Written problem >> Reproduce each line from the records that holds "mitad".

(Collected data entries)
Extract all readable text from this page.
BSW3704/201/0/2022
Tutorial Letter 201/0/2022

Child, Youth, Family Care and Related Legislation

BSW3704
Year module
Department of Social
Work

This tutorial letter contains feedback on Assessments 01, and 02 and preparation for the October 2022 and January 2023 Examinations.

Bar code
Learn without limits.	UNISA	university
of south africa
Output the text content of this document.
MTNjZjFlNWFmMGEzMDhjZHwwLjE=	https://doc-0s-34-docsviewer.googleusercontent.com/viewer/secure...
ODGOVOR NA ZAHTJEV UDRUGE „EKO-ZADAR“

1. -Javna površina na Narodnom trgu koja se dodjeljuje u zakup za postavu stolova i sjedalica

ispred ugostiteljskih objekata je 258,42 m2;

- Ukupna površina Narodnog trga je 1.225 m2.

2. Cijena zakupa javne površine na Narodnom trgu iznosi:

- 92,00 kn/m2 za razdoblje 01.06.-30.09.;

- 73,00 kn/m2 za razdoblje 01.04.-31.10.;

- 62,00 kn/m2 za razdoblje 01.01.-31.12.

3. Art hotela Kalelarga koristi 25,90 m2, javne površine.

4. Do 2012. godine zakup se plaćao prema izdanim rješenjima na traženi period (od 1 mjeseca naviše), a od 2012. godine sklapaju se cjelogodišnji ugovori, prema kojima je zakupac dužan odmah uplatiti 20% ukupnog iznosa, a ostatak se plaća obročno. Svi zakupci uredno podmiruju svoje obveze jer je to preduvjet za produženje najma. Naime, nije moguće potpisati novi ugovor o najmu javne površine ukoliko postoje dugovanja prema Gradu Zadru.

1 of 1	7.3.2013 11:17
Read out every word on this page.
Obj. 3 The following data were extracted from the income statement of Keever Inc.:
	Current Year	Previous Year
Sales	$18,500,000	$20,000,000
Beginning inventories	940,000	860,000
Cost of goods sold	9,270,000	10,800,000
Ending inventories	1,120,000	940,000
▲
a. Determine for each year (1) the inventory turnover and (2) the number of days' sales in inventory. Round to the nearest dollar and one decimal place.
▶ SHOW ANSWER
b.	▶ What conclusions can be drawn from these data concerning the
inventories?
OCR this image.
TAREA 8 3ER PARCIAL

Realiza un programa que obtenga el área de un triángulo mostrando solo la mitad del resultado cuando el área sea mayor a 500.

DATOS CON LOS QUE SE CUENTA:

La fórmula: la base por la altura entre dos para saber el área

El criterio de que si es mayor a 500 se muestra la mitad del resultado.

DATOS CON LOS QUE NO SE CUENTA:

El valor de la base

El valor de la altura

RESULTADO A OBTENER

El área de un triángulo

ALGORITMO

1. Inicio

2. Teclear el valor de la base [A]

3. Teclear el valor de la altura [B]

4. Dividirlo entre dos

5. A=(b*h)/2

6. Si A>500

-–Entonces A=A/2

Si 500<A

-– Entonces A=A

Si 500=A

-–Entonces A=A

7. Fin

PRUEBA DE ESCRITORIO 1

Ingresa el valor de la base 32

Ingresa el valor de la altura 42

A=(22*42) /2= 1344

Finished exercise >>
Realiza un programa que obtenga el área de un triángulo mostrando solo la mitad del resultado cuando el área sea mayor a 500.
El criterio de que si es mayor a 500 se muestra la mitad del resultado.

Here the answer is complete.